— start —

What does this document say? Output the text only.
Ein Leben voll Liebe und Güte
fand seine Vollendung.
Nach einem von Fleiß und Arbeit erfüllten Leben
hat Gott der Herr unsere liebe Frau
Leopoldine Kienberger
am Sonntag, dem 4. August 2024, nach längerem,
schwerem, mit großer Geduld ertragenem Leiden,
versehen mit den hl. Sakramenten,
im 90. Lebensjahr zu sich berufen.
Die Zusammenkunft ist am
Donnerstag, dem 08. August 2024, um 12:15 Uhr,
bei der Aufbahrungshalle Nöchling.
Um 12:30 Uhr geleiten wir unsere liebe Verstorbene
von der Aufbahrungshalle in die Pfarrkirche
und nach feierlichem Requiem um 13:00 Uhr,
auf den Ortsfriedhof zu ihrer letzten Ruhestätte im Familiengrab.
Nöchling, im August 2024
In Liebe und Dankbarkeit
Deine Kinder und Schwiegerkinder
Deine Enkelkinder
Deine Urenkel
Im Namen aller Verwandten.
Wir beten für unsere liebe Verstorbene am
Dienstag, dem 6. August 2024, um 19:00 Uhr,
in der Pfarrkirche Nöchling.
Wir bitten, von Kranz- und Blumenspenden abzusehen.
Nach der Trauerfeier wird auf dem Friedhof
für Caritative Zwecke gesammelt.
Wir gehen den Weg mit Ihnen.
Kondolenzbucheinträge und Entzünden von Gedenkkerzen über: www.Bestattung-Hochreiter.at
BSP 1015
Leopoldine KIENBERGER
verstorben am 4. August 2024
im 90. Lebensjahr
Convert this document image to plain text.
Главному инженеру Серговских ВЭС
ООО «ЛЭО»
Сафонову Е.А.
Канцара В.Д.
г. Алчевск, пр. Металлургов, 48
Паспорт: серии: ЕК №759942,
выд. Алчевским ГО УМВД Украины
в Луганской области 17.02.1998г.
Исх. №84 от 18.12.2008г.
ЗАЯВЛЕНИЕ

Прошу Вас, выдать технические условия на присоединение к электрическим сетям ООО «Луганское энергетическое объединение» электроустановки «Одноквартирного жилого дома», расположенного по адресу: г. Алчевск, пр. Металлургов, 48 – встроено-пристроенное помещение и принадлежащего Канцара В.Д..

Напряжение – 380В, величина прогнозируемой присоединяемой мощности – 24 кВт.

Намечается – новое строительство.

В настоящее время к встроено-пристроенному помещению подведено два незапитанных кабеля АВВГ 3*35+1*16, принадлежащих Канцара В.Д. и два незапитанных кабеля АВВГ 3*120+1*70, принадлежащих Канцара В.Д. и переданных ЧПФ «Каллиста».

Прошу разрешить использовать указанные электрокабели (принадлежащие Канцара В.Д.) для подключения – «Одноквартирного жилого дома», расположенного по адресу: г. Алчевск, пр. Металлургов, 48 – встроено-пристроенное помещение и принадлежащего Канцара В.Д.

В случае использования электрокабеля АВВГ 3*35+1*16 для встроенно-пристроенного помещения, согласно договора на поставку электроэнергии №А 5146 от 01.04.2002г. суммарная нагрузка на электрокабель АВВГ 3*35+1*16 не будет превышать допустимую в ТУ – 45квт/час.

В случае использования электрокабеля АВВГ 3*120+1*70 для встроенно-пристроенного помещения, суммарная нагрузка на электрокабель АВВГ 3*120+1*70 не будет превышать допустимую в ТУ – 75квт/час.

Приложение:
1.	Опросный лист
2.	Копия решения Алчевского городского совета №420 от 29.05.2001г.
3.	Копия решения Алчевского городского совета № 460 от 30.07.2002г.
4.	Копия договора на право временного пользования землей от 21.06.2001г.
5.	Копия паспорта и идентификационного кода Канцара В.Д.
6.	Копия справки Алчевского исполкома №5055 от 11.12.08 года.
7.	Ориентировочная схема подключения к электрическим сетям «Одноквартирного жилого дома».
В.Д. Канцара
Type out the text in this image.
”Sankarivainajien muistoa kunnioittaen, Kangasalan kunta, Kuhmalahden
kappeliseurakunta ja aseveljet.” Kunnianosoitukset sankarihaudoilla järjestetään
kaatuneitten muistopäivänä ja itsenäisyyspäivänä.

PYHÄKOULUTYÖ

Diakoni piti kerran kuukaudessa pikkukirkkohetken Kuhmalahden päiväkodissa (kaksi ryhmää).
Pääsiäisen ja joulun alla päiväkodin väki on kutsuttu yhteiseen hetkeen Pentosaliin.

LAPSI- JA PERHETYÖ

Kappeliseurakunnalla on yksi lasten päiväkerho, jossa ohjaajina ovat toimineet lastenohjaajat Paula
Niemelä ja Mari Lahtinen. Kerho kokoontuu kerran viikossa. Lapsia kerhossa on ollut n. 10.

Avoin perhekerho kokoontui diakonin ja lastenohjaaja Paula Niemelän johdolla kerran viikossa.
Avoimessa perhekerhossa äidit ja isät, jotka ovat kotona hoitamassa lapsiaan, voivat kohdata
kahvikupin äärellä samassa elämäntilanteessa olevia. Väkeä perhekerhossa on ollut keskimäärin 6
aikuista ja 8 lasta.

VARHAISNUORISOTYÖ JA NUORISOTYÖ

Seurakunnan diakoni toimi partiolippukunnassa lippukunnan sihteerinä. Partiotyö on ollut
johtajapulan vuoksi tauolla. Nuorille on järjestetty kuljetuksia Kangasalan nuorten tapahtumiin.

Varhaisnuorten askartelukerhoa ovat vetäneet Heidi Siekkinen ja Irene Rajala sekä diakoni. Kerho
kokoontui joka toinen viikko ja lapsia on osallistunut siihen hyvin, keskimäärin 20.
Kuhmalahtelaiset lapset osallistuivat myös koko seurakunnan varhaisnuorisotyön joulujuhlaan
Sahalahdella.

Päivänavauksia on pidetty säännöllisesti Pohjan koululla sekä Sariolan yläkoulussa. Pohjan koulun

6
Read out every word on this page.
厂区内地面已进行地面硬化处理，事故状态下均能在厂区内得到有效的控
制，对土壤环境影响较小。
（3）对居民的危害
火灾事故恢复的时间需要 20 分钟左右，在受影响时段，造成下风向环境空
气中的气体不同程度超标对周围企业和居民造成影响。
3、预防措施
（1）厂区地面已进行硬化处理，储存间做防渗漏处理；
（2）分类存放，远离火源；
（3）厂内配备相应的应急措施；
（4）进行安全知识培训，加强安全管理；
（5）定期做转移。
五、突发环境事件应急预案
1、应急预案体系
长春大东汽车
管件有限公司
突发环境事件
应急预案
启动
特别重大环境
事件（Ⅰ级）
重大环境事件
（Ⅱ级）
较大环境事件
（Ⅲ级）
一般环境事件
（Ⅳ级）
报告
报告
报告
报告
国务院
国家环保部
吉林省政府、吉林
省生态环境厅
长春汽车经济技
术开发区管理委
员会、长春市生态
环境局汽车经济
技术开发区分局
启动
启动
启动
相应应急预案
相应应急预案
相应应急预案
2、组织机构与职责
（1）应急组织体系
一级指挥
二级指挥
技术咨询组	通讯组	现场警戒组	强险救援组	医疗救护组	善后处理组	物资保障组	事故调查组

— end —

Report every line containing the word "АВВГ" from the listing above.

В настоящее время к встроено-пристроенному помещению подведено два незапитанных кабеля АВВГ 3*35+1*16, принадлежащих Канцара В.Д. и два незапитанных кабеля АВВГ 3*120+1*70, принадлежащих Канцара В.Д. и переданных ЧПФ «Каллиста».
В случае использования электрокабеля АВВГ 3*35+1*16 для встроенно-пристроенного помещения, согласно договора на поставку электроэнергии №А 5146 от 01.04.2002г. суммарная нагрузка на электрокабель АВВГ 3*35+1*16 не будет превышать допустимую в ТУ – 45квт/час.
В случае использования электрокабеля АВВГ 3*120+1*70 для встроенно-пристроенного помещения, суммарная нагрузка на электрокабель АВВГ 3*120+1*70 не будет превышать допустимую в ТУ – 75квт/час.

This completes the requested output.